-- Begin --

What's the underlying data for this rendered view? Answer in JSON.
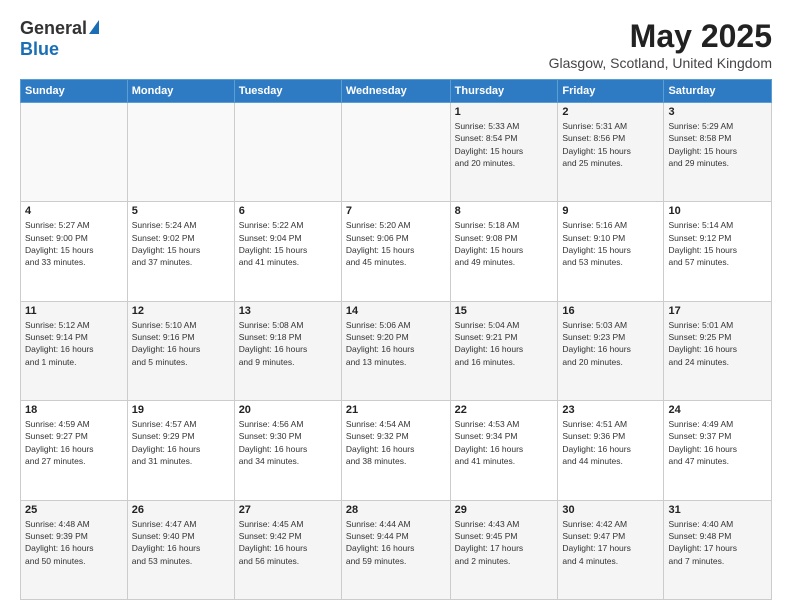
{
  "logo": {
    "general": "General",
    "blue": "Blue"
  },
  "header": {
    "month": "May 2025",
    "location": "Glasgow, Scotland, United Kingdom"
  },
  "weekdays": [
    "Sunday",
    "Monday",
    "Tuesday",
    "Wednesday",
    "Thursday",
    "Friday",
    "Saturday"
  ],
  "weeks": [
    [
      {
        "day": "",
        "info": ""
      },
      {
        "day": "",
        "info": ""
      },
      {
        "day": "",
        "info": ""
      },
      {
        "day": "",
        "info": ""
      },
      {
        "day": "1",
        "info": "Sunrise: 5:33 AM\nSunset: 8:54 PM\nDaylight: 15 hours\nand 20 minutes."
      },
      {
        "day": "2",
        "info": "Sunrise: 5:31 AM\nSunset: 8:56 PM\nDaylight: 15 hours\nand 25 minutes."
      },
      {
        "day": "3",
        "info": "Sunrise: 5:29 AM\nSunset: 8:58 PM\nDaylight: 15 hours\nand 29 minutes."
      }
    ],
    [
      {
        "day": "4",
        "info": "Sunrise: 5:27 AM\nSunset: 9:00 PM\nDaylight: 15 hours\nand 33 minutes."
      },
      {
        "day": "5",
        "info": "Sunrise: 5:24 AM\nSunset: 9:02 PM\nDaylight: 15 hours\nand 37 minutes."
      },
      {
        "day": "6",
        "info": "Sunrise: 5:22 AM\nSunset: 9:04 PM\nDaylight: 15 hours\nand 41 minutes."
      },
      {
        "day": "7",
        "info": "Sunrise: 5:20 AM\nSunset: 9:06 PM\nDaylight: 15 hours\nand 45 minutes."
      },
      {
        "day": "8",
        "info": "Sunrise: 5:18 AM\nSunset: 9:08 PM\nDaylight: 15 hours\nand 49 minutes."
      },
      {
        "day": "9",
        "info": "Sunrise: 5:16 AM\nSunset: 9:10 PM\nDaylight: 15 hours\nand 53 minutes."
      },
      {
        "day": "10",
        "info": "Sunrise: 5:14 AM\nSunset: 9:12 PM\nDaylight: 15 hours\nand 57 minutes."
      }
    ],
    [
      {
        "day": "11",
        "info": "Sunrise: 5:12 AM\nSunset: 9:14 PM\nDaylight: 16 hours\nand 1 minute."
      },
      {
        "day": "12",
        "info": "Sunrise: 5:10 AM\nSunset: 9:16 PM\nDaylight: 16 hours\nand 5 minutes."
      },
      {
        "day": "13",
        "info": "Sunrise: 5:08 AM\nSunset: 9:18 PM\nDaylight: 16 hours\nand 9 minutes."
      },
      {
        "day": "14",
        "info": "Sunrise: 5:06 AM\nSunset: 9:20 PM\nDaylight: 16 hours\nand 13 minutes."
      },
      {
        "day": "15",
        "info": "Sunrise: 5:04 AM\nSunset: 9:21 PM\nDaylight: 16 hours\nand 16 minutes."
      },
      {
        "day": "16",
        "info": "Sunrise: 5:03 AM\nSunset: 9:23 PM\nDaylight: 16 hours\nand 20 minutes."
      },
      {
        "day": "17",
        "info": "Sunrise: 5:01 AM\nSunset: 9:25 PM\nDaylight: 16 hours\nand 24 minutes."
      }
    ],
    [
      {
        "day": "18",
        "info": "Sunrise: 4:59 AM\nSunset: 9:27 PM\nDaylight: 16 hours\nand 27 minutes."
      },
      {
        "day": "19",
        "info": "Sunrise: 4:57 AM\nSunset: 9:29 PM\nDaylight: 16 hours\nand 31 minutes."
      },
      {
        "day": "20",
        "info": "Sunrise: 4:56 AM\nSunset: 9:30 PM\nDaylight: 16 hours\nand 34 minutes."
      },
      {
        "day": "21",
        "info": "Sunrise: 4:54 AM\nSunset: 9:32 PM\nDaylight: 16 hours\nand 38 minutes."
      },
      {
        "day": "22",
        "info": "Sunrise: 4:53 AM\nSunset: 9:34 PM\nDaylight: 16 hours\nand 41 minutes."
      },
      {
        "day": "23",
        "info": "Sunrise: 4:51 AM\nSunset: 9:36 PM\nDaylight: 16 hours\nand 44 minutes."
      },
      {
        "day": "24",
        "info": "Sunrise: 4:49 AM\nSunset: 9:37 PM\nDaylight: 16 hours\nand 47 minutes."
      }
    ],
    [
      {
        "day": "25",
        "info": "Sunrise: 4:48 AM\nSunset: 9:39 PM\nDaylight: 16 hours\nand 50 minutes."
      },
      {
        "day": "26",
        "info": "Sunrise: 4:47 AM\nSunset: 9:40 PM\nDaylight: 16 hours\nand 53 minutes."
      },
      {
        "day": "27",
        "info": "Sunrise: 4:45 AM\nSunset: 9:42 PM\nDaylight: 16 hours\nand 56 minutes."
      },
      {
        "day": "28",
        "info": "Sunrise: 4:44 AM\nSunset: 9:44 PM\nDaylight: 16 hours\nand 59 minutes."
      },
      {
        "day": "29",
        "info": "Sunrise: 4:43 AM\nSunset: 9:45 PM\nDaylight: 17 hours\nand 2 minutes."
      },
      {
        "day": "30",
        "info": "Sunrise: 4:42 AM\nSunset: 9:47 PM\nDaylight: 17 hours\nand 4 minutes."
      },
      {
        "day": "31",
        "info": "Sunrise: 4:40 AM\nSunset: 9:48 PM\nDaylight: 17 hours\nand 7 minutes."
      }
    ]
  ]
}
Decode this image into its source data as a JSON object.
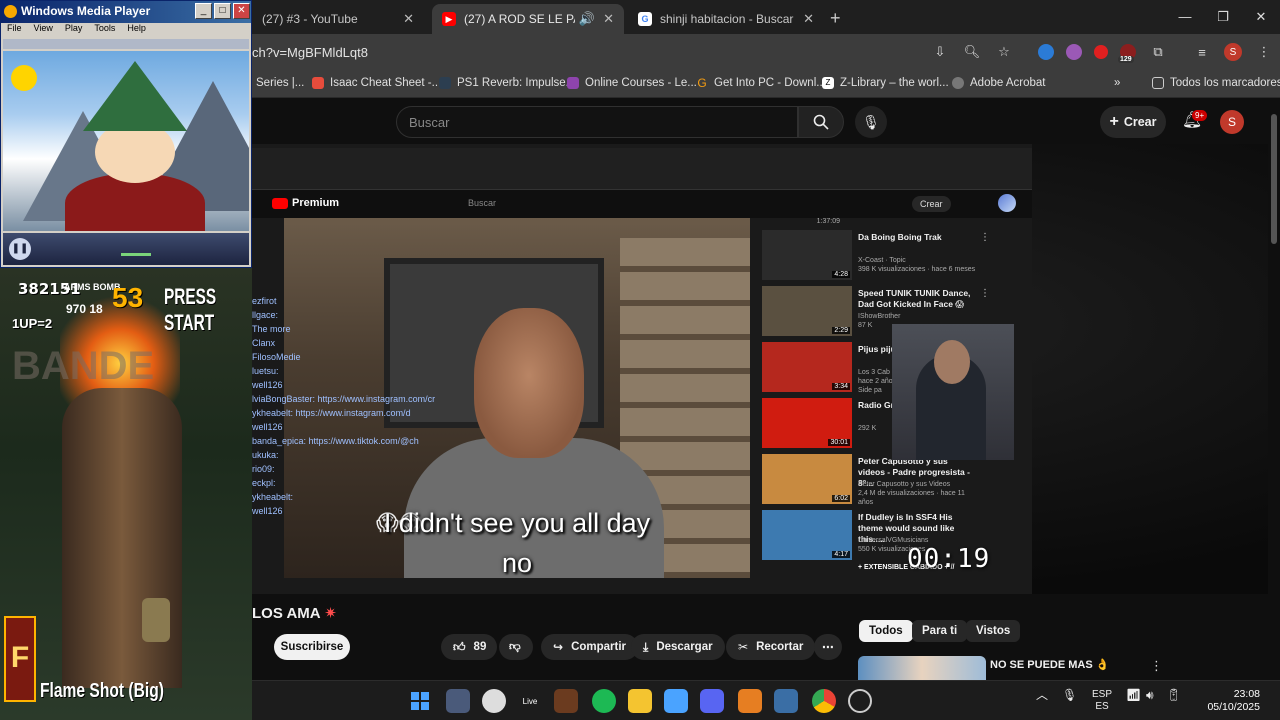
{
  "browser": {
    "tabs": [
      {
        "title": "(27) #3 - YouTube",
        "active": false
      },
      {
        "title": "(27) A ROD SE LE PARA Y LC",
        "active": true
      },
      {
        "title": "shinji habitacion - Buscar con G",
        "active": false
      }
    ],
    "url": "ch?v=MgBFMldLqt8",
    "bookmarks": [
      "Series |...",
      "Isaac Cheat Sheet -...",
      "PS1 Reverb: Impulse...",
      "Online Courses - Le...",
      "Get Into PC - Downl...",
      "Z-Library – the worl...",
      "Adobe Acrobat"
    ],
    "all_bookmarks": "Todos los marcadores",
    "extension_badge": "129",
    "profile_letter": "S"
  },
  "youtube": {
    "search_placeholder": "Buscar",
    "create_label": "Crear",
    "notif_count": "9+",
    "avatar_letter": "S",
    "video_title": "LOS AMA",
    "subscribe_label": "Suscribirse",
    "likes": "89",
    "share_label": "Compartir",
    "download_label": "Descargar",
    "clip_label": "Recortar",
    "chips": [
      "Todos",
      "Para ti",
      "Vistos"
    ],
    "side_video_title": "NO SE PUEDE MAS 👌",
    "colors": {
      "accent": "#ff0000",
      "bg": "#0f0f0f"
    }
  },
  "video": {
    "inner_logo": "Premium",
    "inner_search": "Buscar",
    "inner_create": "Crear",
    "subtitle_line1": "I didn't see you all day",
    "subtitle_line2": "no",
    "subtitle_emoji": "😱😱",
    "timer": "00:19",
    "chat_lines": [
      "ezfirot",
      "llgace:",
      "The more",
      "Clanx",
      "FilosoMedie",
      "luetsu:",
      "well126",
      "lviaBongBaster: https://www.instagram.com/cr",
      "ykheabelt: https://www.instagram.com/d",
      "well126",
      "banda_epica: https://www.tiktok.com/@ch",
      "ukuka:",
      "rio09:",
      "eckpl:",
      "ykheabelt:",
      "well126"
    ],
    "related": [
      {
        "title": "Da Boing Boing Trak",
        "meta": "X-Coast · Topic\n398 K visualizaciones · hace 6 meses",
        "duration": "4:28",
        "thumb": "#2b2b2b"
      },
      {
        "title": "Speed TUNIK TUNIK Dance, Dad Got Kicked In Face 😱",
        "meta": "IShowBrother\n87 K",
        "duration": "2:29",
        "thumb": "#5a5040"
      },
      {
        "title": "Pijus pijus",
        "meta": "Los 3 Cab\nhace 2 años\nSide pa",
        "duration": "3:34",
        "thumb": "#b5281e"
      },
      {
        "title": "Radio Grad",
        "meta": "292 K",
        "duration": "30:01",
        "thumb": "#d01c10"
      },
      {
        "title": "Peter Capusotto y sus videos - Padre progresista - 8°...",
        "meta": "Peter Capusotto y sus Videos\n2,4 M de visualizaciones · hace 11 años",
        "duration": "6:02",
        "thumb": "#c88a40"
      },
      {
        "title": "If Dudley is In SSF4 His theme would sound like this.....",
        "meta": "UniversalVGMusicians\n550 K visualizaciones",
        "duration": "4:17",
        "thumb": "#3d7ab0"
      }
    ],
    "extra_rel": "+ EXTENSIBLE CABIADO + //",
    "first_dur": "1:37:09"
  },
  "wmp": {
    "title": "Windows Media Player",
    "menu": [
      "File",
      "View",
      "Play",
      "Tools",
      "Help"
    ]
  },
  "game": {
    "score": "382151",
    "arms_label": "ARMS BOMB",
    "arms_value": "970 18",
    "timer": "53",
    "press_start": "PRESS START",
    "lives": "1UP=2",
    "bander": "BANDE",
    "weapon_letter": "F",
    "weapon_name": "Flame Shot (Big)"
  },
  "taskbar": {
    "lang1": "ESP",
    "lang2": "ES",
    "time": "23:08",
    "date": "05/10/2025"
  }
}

-- End --

#### What you are asked to do:
Search the preceding listing for "años" and extract every line where it is found.

#### Exercise output:
        "meta": "Los 3 Cab\nhace 2 años\nSide pa",
        "meta": "Peter Capusotto y sus Videos\n2,4 M de visualizaciones · hace 11 años",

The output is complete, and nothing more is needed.